The exercise:
Filter the entries below, keeping only lines with the word "blobs".

Data items:
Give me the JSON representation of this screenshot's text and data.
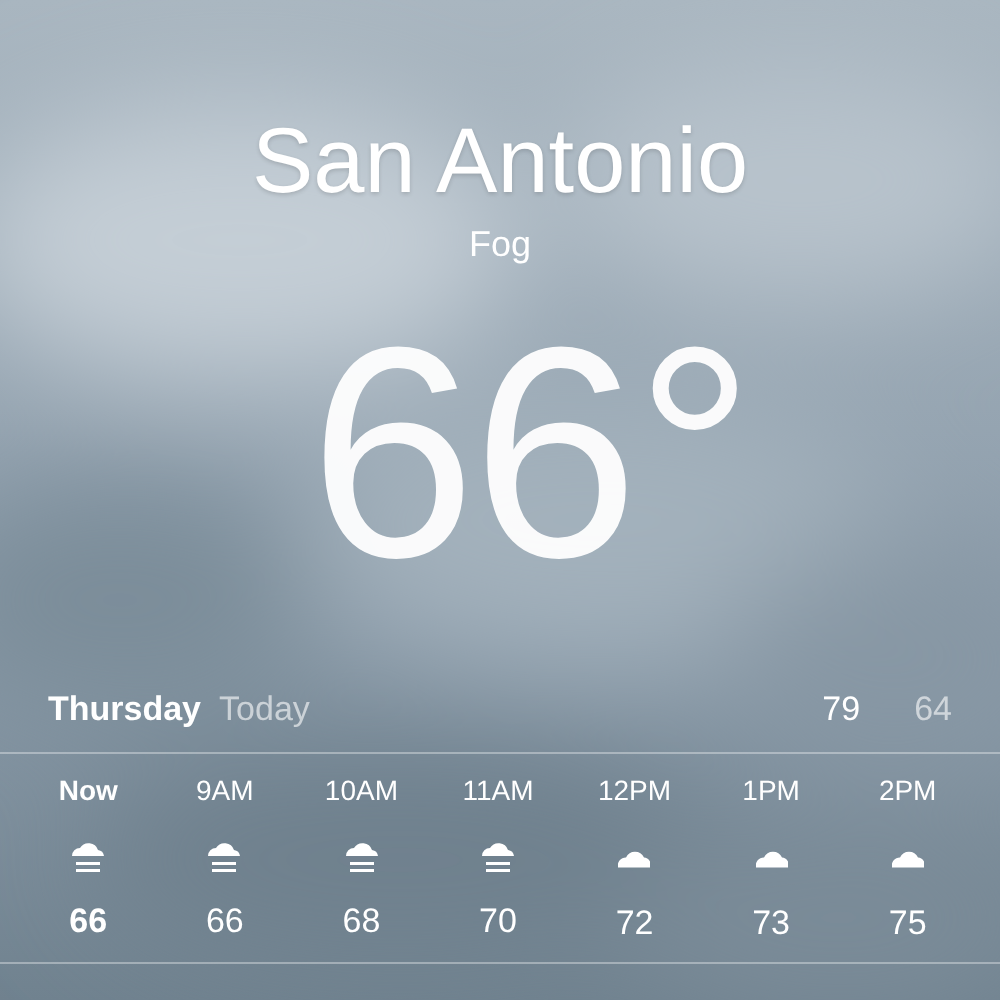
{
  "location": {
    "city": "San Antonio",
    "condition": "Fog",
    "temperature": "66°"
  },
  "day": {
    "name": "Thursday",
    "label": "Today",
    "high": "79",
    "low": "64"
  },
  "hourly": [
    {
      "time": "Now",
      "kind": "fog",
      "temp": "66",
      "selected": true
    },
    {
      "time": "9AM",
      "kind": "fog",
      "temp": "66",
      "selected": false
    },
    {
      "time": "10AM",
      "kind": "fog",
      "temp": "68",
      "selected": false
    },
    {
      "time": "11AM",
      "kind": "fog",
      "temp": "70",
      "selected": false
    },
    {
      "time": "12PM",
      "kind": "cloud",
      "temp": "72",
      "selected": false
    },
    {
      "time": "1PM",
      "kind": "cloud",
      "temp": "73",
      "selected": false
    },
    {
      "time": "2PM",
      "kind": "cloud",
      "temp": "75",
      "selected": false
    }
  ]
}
---
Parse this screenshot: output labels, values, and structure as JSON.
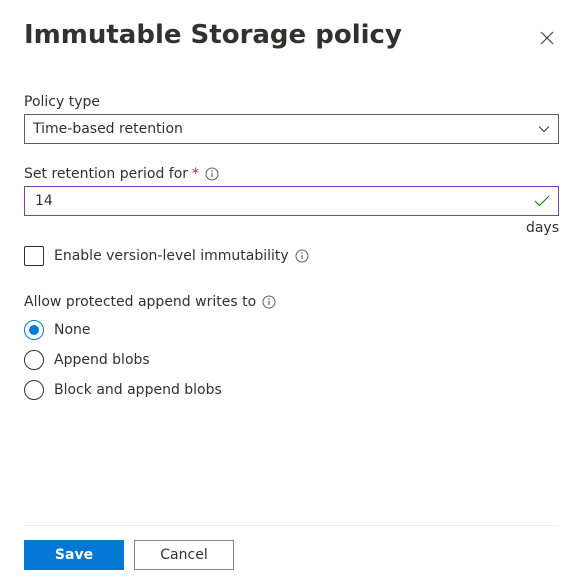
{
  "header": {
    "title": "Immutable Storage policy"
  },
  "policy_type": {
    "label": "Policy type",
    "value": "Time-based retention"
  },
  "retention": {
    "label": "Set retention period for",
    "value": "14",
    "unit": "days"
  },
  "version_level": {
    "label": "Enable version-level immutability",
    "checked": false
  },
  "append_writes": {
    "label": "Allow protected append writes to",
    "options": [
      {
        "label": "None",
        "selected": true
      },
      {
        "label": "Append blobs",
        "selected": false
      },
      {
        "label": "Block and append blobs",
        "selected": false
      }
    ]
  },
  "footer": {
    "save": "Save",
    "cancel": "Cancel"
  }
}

Solution for this task:
        "label": "Append blobs",
        "label": "Block and append blobs",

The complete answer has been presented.